→ Request: Repeat each of the following lines word for word.

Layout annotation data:
-*-*-

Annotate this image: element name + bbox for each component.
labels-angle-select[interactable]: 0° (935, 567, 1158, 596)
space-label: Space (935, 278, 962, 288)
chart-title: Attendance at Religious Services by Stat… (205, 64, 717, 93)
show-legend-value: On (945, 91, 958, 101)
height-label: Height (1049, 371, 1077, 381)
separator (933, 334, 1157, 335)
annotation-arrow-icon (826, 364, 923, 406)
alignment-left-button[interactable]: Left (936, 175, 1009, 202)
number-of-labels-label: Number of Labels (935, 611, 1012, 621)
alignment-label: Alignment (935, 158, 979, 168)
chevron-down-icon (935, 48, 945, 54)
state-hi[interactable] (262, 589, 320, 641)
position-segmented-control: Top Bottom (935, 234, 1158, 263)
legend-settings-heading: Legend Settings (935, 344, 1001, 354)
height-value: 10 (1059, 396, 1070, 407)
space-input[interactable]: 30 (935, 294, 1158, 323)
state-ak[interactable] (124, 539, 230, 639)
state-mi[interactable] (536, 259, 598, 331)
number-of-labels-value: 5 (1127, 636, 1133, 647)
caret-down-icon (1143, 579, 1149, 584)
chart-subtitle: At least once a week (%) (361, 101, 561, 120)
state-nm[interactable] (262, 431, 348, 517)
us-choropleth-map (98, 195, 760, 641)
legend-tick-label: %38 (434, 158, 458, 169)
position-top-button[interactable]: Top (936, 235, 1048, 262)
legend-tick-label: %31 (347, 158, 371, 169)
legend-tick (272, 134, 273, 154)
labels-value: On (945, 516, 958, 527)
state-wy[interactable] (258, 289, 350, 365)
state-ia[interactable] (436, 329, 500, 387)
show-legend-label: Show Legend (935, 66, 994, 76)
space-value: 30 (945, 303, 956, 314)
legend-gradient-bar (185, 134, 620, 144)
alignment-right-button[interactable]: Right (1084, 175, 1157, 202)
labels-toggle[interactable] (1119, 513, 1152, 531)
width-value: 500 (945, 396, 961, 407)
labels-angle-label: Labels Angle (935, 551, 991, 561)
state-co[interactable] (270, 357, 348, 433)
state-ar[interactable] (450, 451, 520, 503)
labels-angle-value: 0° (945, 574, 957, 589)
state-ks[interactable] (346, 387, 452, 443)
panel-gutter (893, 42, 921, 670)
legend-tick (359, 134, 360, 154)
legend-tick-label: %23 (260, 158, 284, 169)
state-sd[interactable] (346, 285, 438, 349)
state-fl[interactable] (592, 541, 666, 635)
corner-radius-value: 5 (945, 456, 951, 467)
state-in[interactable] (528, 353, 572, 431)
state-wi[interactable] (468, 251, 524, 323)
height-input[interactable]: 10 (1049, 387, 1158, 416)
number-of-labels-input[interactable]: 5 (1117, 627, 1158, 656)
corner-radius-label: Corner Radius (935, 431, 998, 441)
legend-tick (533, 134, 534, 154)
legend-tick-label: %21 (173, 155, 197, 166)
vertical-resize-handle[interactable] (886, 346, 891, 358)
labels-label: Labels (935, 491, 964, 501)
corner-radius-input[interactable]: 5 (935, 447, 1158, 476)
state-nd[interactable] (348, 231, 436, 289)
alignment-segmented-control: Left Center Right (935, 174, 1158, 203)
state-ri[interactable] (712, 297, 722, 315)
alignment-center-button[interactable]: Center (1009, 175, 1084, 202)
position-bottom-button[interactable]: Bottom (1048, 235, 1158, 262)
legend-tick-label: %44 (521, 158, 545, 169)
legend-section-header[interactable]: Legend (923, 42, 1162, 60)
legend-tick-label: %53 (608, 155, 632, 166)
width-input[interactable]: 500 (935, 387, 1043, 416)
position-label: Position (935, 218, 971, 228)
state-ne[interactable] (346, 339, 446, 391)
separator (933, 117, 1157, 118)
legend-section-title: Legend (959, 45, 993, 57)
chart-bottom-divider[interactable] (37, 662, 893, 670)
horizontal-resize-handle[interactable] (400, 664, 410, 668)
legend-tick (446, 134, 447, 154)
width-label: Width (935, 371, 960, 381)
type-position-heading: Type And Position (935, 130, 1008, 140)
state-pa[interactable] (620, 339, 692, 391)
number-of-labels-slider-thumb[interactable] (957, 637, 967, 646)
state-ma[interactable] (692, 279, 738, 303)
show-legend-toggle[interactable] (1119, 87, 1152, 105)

-*-*-

→ Response below:
Annotate this image: element name + bbox for each component.
labels-angle-select[interactable]: 0° (935, 567, 1158, 596)
space-label: Space (935, 278, 962, 288)
chart-title: Attendance at Religious Services by Stat… (205, 64, 717, 93)
show-legend-value: On (945, 91, 958, 101)
height-label: Height (1049, 371, 1077, 381)
separator (933, 334, 1157, 335)
annotation-arrow-icon (826, 364, 923, 406)
alignment-left-button[interactable]: Left (936, 175, 1009, 202)
number-of-labels-label: Number of Labels (935, 611, 1012, 621)
alignment-label: Alignment (935, 158, 979, 168)
chevron-down-icon (935, 48, 945, 54)
state-hi[interactable] (262, 589, 320, 641)
position-segmented-control: Top Bottom (935, 234, 1158, 263)
legend-settings-heading: Legend Settings (935, 344, 1001, 354)
height-value: 10 (1059, 396, 1070, 407)
space-input[interactable]: 30 (935, 294, 1158, 323)
state-ak[interactable] (124, 539, 230, 639)
state-mi[interactable] (536, 259, 598, 331)
number-of-labels-value: 5 (1127, 636, 1133, 647)
caret-down-icon (1143, 579, 1149, 584)
chart-subtitle: At least once a week (%) (361, 101, 561, 120)
state-nm[interactable] (262, 431, 348, 517)
us-choropleth-map (98, 195, 760, 641)
legend-tick-label: %38 (434, 158, 458, 169)
position-top-button[interactable]: Top (936, 235, 1048, 262)
legend-tick-label: %31 (347, 158, 371, 169)
legend-tick (272, 134, 273, 154)
labels-value: On (945, 516, 958, 527)
state-wy[interactable] (258, 289, 350, 365)
state-ia[interactable] (436, 329, 500, 387)
show-legend-label: Show Legend (935, 66, 994, 76)
space-value: 30 (945, 303, 956, 314)
legend-gradient-bar (185, 134, 620, 144)
alignment-right-button[interactable]: Right (1084, 175, 1157, 202)
labels-toggle[interactable] (1119, 513, 1152, 531)
width-value: 500 (945, 396, 961, 407)
labels-angle-label: Labels Angle (935, 551, 991, 561)
state-co[interactable] (270, 357, 348, 433)
state-ar[interactable] (450, 451, 520, 503)
labels-angle-value: 0° (945, 574, 957, 589)
state-ks[interactable] (346, 387, 452, 443)
panel-gutter (893, 42, 921, 670)
legend-tick (359, 134, 360, 154)
legend-tick-label: %23 (260, 158, 284, 169)
state-sd[interactable] (346, 285, 438, 349)
state-fl[interactable] (592, 541, 666, 635)
corner-radius-value: 5 (945, 456, 951, 467)
state-in[interactable] (528, 353, 572, 431)
state-wi[interactable] (468, 251, 524, 323)
height-input[interactable]: 10 (1049, 387, 1158, 416)
number-of-labels-input[interactable]: 5 (1117, 627, 1158, 656)
corner-radius-label: Corner Radius (935, 431, 998, 441)
legend-tick (533, 134, 534, 154)
legend-tick-label: %21 (173, 155, 197, 166)
vertical-resize-handle[interactable] (886, 346, 891, 358)
labels-label: Labels (935, 491, 964, 501)
corner-radius-input[interactable]: 5 (935, 447, 1158, 476)
state-nd[interactable] (348, 231, 436, 289)
alignment-segmented-control: Left Center Right (935, 174, 1158, 203)
state-ri[interactable] (712, 297, 722, 315)
alignment-center-button[interactable]: Center (1009, 175, 1084, 202)
position-bottom-button[interactable]: Bottom (1048, 235, 1158, 262)
legend-tick-label: %44 (521, 158, 545, 169)
legend-section-header[interactable]: Legend (923, 42, 1162, 60)
legend-tick-label: %53 (608, 155, 632, 166)
width-input[interactable]: 500 (935, 387, 1043, 416)
position-label: Position (935, 218, 971, 228)
state-ne[interactable] (346, 339, 446, 391)
separator (933, 117, 1157, 118)
legend-section-title: Legend (959, 45, 993, 57)
chart-bottom-divider[interactable] (37, 662, 893, 670)
horizontal-resize-handle[interactable] (400, 664, 410, 668)
legend-tick (446, 134, 447, 154)
width-label: Width (935, 371, 960, 381)
type-position-heading: Type And Position (935, 130, 1008, 140)
state-pa[interactable] (620, 339, 692, 391)
number-of-labels-slider-thumb[interactable] (957, 637, 967, 646)
state-ma[interactable] (692, 279, 738, 303)
show-legend-toggle[interactable] (1119, 87, 1152, 105)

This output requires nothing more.